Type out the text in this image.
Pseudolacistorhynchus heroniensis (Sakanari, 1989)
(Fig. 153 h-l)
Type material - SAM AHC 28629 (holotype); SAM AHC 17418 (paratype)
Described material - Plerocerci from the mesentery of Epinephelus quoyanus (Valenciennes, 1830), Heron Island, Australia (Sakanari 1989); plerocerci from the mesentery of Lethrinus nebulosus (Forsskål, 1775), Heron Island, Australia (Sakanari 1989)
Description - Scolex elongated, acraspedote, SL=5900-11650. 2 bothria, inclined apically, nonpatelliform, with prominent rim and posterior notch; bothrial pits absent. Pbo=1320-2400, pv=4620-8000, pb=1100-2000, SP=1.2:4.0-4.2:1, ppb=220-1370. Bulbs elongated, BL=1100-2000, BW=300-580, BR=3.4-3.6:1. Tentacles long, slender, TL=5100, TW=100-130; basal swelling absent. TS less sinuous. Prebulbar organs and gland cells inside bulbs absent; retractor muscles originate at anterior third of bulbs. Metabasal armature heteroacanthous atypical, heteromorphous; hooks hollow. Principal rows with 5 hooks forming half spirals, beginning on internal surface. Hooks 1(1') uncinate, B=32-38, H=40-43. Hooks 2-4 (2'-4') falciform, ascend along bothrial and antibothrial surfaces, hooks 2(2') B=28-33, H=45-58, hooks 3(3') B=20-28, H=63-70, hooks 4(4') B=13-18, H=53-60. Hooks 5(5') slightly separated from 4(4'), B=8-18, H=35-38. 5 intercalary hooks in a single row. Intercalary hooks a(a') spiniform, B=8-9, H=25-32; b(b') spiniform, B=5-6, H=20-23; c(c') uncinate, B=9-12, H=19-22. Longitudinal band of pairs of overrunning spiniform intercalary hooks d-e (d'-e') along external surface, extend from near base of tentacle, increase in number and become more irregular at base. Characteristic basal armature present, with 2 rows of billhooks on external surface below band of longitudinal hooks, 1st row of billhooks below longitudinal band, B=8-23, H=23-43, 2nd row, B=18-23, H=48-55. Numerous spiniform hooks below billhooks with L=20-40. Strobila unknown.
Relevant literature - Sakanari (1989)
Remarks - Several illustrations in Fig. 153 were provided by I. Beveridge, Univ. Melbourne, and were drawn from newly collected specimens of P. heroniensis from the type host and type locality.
+-------+
* Instructions to follow: Each line in the listing above that contains "Sakanari" should be copied.

* Task answer:
Pseudolacistorhynchus heroniensis (Sakanari, 1989)
Described material - Plerocerci from the mesentery of Epinephelus quoyanus (Valenciennes, 1830), Heron Island, Australia (Sakanari 1989); plerocerci from the mesentery of Lethrinus nebulosus (Forsskål, 1775), Heron Island, Australia (Sakanari 1989)
Relevant literature - Sakanari (1989)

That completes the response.